**Objective**
Omit the images, then output each of the records below exactly.

(Entries from a dataset)
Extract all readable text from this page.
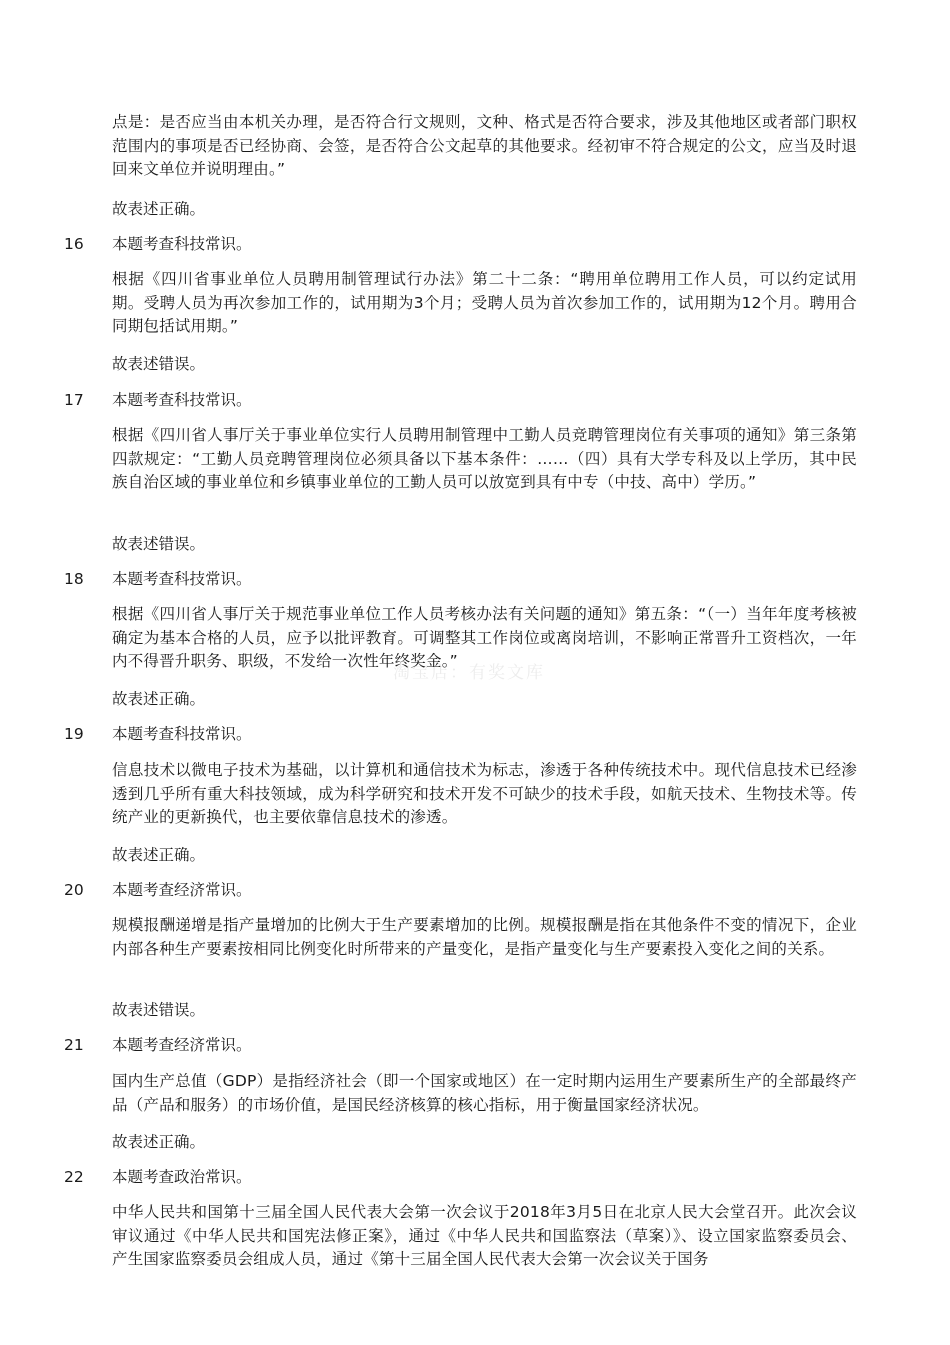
点是：是否应当由本机关办理，是否符合行文规则，文种、格式是否符合要求，涉及其他地区或者部门职权范围内的事项是否已经协商、会签，是否符合公文起草的其他要求。经初审不符合规定的公文，应当及时退回来文单位并说明理由。”
故表述正确。
16 本题考查科技常识。
根据《四川省事业单位人员聘用制管理试行办法》第二十二条：“聘用单位聘用工作人员，可以约定试用期。受聘人员为再次参加工作的，试用期为3个月；受聘人员为首次参加工作的，试用期为12个月。聘用合同期包括试用期。”
故表述错误。
17 本题考查科技常识。
根据《四川省人事厅关于事业单位实行人员聘用制管理中工勤人员竞聘管理岗位有关事项的通知》第三条第四款规定：“工勤人员竞聘管理岗位必须具备以下基本条件：……（四）具有大学专科及以上学历，其中民族自治区域的事业单位和乡镇事业单位的工勤人员可以放宽到具有中专（中技、高中）学历。”
故表述错误。
18 本题考查科技常识。
根据《四川省人事厅关于规范事业单位工作人员考核办法有关问题的通知》第五条：“（一）当年年度考核被确定为基本合格的人员，应予以批评教育。可调整其工作岗位或离岗培训，不影响正常晋升工资档次，一年内不得晋升职务、职级，不发给一次性年终奖金。”
故表述正确。
19 本题考查科技常识。
信息技术以微电子技术为基础，以计算机和通信技术为标志，渗透于各种传统技术中。现代信息技术已经渗透到几乎所有重大科技领域，成为科学研究和技术开发不可缺少的技术手段，如航天技术、生物技术等。传统产业的更新换代，也主要依靠信息技术的渗透。
故表述正确。
20 本题考查经济常识。
规模报酬递增是指产量增加的比例大于生产要素增加的比例。规模报酬是指在其他条件不变的情况下，企业内部各种生产要素按相同比例变化时所带来的产量变化，是指产量变化与生产要素投入变化之间的关系。
故表述错误。
21 本题考查经济常识。
国内生产总值（GDP）是指经济社会（即一个国家或地区）在一定时期内运用生产要素所生产的全部最终产品（产品和服务）的市场价值，是国民经济核算的核心指标，用于衡量国家经济状况。
故表述正确。
22 本题考查政治常识。
中华人民共和国第十三届全国人民代表大会第一次会议于2018年3月5日在北京人民大会堂召开。此次会议审议通过《中华人民共和国宪法修正案》，通过《中华人民共和国监察法（草案）》、设立国家监察委员会、产生国家监察委员会组成人员，通过《第十三届全国人民代表大会第一次会议关于国务
淘宝店：有奖文库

**Answer below**
Extract all readable text from this page.
点是：是否应当由本机关办理，是否符合行文规则，文种、格式是否符合要求，涉及其他地区或者部门职权范围内的事项是否已经协商、会签，是否符合公文起草的其他要求。经初审不符合规定的公文，应当及时退回来文单位并说明理由。”
故表述正确。
16 本题考查科技常识。
根据《四川省事业单位人员聘用制管理试行办法》第二十二条：“聘用单位聘用工作人员，可以约定试用期。受聘人员为再次参加工作的，试用期为3个月；受聘人员为首次参加工作的，试用期为12个月。聘用合同期包括试用期。”
故表述错误。
17 本题考查科技常识。
根据《四川省人事厅关于事业单位实行人员聘用制管理中工勤人员竞聘管理岗位有关事项的通知》第三条第四款规定：“工勤人员竞聘管理岗位必须具备以下基本条件：……（四）具有大学专科及以上学历，其中民族自治区域的事业单位和乡镇事业单位的工勤人员可以放宽到具有中专（中技、高中）学历。”
故表述错误。
18 本题考查科技常识。
根据《四川省人事厅关于规范事业单位工作人员考核办法有关问题的通知》第五条：“（一）当年年度考核被确定为基本合格的人员，应予以批评教育。可调整其工作岗位或离岗培训，不影响正常晋升工资档次，一年内不得晋升职务、职级，不发给一次性年终奖金。”
故表述正确。
19 本题考查科技常识。
信息技术以微电子技术为基础，以计算机和通信技术为标志，渗透于各种传统技术中。现代信息技术已经渗透到几乎所有重大科技领域，成为科学研究和技术开发不可缺少的技术手段，如航天技术、生物技术等。传统产业的更新换代，也主要依靠信息技术的渗透。
故表述正确。
20 本题考查经济常识。
规模报酬递增是指产量增加的比例大于生产要素增加的比例。规模报酬是指在其他条件不变的情况下，企业内部各种生产要素按相同比例变化时所带来的产量变化，是指产量变化与生产要素投入变化之间的关系。
故表述错误。
21 本题考查经济常识。
国内生产总值（GDP）是指经济社会（即一个国家或地区）在一定时期内运用生产要素所生产的全部最终产品（产品和服务）的市场价值，是国民经济核算的核心指标，用于衡量国家经济状况。
故表述正确。
22 本题考查政治常识。
中华人民共和国第十三届全国人民代表大会第一次会议于2018年3月5日在北京人民大会堂召开。此次会议审议通过《中华人民共和国宪法修正案》，通过《中华人民共和国监察法（草案）》、设立国家监察委员会、产生国家监察委员会组成人员，通过《第十三届全国人民代表大会第一次会议关于国务
淘宝店：有奖文库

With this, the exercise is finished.